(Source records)

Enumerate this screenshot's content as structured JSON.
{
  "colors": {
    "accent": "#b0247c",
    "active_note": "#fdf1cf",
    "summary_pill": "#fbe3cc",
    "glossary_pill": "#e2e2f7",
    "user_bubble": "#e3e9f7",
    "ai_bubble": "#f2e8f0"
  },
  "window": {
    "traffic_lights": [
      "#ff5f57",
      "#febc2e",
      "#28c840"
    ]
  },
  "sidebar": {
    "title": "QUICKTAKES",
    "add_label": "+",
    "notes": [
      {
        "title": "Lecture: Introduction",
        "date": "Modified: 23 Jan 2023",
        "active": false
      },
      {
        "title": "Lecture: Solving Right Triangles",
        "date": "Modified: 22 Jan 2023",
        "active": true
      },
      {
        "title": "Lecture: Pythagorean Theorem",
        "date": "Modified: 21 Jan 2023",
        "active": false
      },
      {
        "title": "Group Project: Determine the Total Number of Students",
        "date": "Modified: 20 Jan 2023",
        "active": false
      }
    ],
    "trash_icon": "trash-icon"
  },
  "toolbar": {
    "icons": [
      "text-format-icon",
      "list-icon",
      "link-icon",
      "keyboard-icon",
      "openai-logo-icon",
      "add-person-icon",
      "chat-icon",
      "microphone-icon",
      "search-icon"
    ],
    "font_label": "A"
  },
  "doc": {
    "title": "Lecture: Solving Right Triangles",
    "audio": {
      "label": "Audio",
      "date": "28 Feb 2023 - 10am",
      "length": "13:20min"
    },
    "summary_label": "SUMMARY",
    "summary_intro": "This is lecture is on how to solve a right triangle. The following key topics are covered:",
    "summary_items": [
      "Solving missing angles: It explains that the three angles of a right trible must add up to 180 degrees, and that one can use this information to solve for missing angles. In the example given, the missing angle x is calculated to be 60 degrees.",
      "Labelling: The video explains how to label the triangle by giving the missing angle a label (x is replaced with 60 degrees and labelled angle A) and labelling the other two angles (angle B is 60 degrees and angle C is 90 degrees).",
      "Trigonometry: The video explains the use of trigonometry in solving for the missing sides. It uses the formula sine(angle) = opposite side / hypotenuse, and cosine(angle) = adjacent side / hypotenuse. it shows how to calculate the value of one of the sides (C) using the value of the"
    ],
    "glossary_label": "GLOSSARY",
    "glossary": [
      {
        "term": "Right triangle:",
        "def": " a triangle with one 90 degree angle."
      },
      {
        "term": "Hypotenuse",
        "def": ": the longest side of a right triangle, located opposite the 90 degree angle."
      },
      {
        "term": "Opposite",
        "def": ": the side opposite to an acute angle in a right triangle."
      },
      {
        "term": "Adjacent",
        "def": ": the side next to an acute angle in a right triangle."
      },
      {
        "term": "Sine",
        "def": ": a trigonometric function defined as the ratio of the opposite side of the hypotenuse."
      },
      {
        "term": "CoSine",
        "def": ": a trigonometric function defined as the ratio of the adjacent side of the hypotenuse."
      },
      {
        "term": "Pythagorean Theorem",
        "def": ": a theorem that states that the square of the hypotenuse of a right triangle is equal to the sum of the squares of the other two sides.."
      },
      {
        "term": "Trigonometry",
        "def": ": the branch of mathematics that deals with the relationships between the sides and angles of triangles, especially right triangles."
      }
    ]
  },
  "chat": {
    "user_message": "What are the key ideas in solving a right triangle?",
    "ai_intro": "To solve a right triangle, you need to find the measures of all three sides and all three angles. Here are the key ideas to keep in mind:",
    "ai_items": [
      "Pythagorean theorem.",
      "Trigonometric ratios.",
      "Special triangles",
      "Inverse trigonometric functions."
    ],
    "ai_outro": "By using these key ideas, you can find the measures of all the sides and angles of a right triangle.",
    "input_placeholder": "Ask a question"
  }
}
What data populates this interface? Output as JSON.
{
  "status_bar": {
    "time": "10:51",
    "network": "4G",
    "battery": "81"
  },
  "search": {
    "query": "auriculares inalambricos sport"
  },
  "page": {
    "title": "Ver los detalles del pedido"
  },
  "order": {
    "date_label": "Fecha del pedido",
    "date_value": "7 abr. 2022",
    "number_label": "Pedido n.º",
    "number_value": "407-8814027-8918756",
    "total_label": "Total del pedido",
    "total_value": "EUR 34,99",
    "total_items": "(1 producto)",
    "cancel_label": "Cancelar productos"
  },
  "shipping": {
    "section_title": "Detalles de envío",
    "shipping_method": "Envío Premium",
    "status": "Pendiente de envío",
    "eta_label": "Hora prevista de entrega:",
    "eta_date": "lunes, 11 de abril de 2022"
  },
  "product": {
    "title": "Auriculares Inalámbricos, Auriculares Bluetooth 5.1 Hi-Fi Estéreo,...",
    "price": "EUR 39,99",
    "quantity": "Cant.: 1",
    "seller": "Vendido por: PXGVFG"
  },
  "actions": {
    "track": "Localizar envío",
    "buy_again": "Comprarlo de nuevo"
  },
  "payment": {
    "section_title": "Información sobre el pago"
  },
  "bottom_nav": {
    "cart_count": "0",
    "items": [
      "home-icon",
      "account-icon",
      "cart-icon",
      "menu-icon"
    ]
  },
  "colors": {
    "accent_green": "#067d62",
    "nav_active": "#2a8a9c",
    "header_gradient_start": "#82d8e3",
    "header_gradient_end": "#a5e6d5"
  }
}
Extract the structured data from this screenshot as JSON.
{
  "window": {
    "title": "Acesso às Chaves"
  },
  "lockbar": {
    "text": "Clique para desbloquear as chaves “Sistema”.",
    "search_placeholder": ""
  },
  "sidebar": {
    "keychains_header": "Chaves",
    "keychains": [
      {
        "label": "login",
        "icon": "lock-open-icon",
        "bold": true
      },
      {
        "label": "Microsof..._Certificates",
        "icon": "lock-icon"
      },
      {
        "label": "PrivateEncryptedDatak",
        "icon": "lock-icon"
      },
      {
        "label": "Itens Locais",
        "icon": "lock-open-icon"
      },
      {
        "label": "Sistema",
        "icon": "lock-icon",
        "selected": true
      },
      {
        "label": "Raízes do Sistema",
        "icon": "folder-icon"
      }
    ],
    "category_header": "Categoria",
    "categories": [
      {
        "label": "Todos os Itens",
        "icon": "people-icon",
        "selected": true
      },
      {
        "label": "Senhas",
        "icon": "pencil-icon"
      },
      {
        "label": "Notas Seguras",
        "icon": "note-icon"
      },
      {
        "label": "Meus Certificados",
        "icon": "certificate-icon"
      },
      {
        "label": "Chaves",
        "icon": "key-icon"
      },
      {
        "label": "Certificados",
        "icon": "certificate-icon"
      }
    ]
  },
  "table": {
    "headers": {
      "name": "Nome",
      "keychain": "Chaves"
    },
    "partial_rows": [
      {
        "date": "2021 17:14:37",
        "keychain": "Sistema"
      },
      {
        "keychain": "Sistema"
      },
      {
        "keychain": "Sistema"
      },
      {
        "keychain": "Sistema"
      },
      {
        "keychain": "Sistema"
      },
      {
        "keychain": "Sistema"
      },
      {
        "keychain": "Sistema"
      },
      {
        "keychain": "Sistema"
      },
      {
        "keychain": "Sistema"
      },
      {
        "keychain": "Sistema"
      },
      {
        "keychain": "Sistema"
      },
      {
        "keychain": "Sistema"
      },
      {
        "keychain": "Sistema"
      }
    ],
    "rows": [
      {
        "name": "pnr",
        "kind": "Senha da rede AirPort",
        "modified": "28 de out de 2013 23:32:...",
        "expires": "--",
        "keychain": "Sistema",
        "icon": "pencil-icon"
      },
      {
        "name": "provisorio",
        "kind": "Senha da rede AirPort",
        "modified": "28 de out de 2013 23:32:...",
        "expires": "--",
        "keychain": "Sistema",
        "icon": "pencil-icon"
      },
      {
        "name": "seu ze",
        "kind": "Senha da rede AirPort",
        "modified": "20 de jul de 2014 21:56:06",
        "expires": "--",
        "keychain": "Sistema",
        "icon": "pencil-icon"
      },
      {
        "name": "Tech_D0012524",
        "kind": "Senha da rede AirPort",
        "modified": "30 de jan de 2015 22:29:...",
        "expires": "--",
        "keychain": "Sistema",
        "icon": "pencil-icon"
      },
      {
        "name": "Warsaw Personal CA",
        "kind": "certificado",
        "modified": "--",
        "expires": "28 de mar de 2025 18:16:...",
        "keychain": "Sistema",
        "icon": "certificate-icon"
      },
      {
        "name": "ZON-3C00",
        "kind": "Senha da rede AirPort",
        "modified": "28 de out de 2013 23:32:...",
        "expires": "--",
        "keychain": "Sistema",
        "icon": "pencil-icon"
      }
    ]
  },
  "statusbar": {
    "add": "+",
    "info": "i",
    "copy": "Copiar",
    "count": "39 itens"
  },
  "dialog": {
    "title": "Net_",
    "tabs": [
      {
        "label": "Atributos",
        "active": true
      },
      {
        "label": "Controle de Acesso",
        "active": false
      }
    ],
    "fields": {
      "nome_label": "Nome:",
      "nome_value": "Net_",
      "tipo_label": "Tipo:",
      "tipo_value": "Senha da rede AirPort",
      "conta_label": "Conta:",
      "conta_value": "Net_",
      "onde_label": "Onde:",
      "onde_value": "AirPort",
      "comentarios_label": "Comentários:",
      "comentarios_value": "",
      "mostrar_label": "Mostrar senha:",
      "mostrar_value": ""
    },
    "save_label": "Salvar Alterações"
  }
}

Goal — Which lines above contain "acute"? Show each of them.

Reply —
        "def": ": the side opposite to an acute angle in a right triangle."
        "def": ": the side next to an acute angle in a right triangle."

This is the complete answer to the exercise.